Text provided
• • •

Described as a “silent but persistence karyakarta (worker),” Dr. Madan Luthra was awarded the 2020 Akhil Chopra Unsung Heroes award for his selfless service especially during the country’s battle with the pandemic. Dr. Luthra, a retired research scientist from MD Anderson, volunteers as a core lead and is one of the initiators of the Case Management division of the Family Services program of Sewa.
Dr. Luthra and his team step in “like a family member” to help those coping with emergencies, accidents, medical issues, death and bereavement and family disputes.
Dr. Luthra, 73, delivered groceries at the doorsteps of COVID-19 affected families, arranged the final rites for grieving families, tapped Sewa’s network to find accommodation for stranded international students and even navigated insurance details for those who didn’t understand the process.
One of his biggest contributions was to start a plasma donor registry for COVID-19 patients with Sewa volunteer Kavita Tewary. In every case and situation, Dr. Luthra put his philosophy of Nar Seva Narayan Seva (serving humanity is serving divinity) in practice. Likewise, he encouraged the youth to continue their spirit of service, find unique ways to serve and inspire others.
Actor Nitish Bharadwaj’s convincing portrayal of Krishna in B. R. Chopra’s immensely popular television serial Mahabharat won him millions of fans. He keynoted the 2007 Janmashtami celebrations and was welcomed by throngs of Houstonians. The actor, who is also a veterinarian, returned once again as keynote speaker for the Hindu Youth Awards event.
While introducing him, community leader Vijay Pallod shared an incident with the actor. In 2007, when he asked Nitish Bharadwaj which hotel he’d like to stay in, the actor replied: “aapka ghar itna chota hai?” (Is your house that small?)
The endearing simplicity, the twinkle in his eyes and his thoughtful approach to the values of Hindu Dharma was on full display in his virtual keynote message to the awardees. Hindus, he observed, have proved to the world that they assimilate wherever they go, “like sugar dissolves in milk.” They not only introduce other cultures to Bharat’s richness but also imbibe the positive qualities of the country they live in. NRI’s, he asserted, are Bharat’s Peace Ambassadors.

• • •

Excerpts from a dataset:
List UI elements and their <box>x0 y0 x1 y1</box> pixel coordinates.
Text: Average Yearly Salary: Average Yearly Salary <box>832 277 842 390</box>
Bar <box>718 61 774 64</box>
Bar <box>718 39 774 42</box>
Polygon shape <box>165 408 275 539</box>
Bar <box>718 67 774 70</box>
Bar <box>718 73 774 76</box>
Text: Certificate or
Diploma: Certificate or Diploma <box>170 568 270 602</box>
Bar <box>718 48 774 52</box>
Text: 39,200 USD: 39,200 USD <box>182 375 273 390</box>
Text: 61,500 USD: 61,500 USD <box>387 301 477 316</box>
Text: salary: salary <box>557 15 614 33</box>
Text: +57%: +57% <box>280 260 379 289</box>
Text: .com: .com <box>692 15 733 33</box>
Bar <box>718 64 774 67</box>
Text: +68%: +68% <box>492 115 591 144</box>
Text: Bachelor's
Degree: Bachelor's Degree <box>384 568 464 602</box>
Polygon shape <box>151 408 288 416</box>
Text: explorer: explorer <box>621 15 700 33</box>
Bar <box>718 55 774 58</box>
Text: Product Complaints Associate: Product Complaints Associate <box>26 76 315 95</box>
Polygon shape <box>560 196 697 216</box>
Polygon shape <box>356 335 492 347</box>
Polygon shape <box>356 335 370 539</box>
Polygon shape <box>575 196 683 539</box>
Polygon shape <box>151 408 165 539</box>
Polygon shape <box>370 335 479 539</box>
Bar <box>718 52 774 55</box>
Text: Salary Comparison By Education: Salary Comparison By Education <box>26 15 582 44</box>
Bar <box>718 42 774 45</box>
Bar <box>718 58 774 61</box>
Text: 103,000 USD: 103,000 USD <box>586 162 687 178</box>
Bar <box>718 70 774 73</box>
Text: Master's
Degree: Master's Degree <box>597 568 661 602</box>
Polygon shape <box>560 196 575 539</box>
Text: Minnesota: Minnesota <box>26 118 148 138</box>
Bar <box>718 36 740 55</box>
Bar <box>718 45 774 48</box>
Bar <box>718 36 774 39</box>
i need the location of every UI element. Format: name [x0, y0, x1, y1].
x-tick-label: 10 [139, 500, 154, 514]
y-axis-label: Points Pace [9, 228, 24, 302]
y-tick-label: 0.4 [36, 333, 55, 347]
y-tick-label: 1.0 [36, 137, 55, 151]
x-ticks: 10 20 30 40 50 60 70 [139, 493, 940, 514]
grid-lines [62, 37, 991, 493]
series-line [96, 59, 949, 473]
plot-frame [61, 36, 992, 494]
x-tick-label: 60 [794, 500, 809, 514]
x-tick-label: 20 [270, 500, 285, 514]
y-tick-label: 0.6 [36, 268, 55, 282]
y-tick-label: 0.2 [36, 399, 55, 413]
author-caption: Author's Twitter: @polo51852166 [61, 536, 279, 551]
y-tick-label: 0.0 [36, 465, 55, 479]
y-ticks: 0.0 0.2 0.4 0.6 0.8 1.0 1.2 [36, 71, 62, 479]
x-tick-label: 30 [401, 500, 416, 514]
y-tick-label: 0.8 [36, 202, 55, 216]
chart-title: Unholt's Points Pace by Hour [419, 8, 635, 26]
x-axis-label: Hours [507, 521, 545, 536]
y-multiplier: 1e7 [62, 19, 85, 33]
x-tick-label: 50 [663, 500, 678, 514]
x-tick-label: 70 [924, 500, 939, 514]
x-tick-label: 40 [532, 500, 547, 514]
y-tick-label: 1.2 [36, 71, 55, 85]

• • •

Assignment
Answer these questions using the community awards text:
1. Which award was Dr. Madan Luthra given?
2. With which Sewa volunteer did he start a plasma donor registry for COVID-19 patients?
3. Besides acting, what profession does Nitish Bharadwaj have?

Reply
1. The 2020 Akhil Chopra Unsung Heroes award.
2. Kavita Tewary.
3. He is a veterinarian.